**SUPPLIED RECORDS:**

==============================

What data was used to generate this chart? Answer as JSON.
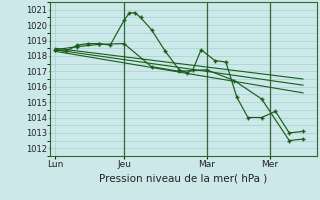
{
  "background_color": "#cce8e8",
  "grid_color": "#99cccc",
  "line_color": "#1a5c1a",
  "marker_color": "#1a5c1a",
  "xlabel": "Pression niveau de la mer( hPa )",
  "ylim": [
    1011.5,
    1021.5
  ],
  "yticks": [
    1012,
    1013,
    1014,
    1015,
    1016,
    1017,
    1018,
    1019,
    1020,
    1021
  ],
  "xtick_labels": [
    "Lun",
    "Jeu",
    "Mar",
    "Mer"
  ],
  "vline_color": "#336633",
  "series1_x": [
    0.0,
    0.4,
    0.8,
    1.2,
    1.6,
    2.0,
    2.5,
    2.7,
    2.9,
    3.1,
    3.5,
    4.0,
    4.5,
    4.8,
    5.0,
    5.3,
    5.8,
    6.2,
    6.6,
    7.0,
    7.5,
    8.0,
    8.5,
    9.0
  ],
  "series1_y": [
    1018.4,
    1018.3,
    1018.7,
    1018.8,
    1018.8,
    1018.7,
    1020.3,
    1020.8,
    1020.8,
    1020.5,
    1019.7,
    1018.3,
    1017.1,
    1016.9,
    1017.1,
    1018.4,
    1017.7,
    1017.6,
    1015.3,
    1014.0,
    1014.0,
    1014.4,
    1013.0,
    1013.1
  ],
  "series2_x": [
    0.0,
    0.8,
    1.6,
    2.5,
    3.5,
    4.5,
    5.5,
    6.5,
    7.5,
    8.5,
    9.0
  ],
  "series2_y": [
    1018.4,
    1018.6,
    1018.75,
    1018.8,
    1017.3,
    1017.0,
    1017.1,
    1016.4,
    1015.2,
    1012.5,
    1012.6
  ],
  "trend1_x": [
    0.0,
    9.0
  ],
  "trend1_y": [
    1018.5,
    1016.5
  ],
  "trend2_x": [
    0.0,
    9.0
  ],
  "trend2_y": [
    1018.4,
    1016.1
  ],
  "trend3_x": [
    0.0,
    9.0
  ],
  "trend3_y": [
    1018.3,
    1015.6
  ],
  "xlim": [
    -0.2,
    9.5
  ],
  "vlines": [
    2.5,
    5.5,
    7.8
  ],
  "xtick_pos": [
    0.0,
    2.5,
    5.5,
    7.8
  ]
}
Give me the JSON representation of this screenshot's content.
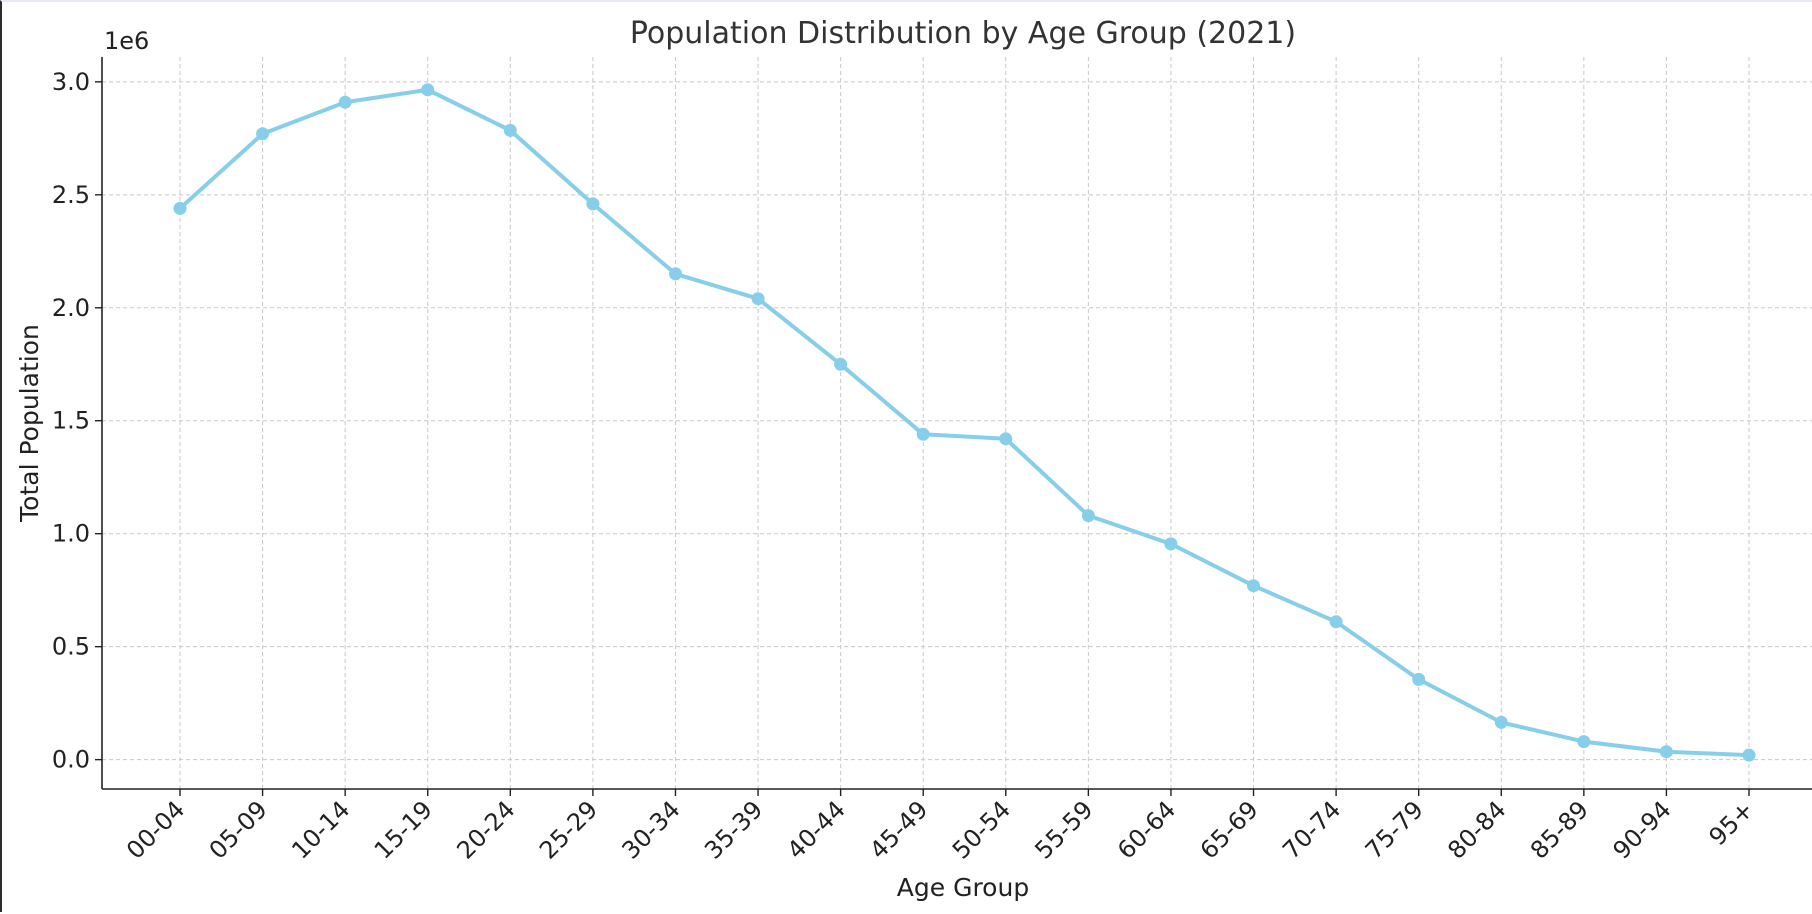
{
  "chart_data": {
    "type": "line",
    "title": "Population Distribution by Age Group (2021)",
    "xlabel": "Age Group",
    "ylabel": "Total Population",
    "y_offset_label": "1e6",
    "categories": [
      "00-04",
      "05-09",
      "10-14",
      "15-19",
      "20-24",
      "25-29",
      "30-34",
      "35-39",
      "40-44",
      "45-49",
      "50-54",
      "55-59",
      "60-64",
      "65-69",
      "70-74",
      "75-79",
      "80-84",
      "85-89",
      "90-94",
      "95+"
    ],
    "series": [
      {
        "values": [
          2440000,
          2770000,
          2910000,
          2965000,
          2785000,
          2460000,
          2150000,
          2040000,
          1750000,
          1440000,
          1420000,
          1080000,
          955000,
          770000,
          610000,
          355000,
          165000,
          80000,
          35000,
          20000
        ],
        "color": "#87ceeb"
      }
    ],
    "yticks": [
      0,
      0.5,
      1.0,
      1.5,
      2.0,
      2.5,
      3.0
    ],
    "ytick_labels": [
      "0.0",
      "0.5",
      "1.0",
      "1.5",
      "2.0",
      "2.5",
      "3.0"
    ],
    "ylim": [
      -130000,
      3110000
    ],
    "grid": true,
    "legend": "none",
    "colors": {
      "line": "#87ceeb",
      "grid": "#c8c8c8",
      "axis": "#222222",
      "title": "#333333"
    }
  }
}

==============================

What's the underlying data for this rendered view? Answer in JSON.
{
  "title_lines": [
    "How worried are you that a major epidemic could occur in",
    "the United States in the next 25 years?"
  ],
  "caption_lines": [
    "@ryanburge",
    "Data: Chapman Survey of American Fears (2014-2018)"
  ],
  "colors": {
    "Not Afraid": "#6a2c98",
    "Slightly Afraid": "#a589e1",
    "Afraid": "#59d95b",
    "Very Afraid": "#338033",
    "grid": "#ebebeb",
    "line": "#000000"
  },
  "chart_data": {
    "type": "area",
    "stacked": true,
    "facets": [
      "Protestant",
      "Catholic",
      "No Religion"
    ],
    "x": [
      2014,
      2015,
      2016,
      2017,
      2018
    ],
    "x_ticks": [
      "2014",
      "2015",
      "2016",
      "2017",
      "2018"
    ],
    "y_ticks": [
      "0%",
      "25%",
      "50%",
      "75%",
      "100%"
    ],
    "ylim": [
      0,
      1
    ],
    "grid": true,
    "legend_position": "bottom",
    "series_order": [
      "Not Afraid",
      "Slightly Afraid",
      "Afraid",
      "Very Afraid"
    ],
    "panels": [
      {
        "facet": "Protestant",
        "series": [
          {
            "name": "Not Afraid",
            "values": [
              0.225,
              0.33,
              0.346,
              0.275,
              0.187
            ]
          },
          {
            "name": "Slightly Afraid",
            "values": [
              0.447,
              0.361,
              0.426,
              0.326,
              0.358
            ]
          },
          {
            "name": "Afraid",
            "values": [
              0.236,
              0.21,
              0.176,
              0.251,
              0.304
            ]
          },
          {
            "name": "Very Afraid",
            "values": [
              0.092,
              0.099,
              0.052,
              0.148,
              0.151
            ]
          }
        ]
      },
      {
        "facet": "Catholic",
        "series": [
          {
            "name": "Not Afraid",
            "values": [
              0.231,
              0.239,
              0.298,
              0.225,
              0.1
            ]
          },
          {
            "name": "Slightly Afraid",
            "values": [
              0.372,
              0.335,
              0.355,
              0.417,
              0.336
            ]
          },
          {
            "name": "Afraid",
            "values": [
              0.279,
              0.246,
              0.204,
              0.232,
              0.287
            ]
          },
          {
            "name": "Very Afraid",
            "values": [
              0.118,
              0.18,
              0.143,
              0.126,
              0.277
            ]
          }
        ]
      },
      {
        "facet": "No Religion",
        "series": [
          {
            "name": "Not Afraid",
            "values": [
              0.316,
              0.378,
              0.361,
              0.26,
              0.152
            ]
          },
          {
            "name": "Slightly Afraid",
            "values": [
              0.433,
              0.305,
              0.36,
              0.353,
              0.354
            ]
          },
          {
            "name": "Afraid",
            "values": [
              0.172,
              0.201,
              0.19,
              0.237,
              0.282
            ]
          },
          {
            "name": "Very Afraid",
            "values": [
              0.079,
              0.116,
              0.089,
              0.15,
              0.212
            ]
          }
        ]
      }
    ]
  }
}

==============================

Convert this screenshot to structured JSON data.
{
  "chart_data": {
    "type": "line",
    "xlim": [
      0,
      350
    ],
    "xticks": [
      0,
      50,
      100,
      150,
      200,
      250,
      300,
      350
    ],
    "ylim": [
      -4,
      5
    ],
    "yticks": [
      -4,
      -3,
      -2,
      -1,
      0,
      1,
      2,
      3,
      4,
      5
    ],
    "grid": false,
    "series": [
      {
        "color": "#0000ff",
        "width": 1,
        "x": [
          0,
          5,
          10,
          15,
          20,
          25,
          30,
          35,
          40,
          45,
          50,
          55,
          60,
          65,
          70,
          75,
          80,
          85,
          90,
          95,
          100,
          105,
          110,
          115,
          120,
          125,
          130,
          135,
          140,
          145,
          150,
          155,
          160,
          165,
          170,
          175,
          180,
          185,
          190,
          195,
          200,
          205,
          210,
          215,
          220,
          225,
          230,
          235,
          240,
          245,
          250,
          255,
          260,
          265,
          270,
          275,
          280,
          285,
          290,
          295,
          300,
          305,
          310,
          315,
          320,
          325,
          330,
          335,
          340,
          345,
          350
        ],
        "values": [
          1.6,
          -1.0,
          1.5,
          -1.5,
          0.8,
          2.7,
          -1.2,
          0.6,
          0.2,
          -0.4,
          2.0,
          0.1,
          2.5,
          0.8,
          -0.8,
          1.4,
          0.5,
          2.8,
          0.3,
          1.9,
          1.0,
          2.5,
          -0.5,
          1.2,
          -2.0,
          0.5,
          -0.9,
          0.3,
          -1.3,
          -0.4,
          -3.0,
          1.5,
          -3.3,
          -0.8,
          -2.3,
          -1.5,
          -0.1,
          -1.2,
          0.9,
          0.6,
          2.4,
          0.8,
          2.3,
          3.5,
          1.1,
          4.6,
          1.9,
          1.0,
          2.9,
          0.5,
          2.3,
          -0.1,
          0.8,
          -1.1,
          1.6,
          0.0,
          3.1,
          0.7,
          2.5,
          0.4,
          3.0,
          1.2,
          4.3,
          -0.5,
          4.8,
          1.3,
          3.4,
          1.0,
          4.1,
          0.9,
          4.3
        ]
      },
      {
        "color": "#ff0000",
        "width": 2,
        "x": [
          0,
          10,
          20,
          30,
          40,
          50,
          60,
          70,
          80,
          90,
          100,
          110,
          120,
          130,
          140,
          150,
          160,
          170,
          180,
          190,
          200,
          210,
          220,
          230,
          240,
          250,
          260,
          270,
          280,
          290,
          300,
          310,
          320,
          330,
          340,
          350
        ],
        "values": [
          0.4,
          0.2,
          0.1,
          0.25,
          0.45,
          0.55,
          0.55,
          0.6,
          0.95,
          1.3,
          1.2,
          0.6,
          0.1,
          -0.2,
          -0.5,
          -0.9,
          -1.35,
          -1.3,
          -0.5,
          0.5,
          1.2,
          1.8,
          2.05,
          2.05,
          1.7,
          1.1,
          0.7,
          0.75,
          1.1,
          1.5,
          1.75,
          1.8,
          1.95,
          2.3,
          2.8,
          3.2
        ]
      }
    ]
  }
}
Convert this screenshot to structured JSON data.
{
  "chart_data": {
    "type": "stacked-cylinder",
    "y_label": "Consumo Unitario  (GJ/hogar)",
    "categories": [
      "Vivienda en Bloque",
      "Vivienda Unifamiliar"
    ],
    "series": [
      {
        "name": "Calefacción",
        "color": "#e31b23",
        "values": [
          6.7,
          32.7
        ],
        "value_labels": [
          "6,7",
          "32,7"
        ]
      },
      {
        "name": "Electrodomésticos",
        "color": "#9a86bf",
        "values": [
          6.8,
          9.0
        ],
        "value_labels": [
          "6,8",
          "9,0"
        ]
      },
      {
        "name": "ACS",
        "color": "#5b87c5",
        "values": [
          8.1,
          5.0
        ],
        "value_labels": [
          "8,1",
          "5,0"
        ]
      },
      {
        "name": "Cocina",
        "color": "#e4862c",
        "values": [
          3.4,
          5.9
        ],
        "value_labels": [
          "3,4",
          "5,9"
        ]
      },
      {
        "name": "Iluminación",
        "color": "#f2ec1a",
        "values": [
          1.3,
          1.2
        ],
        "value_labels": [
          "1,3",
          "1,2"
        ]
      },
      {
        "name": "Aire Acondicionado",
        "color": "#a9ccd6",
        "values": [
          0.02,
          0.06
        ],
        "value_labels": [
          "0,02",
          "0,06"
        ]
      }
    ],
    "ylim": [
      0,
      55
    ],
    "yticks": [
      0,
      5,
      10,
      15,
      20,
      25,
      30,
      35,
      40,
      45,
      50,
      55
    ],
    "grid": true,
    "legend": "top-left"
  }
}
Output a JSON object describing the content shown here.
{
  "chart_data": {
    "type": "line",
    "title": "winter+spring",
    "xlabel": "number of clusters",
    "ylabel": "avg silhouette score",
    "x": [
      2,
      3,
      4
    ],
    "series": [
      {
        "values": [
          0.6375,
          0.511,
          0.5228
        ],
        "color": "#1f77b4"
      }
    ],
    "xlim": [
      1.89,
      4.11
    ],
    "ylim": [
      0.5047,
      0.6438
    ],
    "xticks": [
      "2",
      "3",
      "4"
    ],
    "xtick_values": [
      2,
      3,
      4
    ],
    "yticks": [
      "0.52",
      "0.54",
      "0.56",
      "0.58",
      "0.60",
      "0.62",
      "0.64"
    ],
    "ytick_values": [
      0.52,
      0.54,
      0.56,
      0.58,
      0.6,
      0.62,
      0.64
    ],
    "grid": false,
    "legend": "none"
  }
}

==============================

**PROBLEM STATEMENT:** Where a line of the entries contains the word "ylabel", copy that line.

**COMPLETE ANSWER:**
    "ylabel": "Total Population",
    "ylabel": "avg silhouette score",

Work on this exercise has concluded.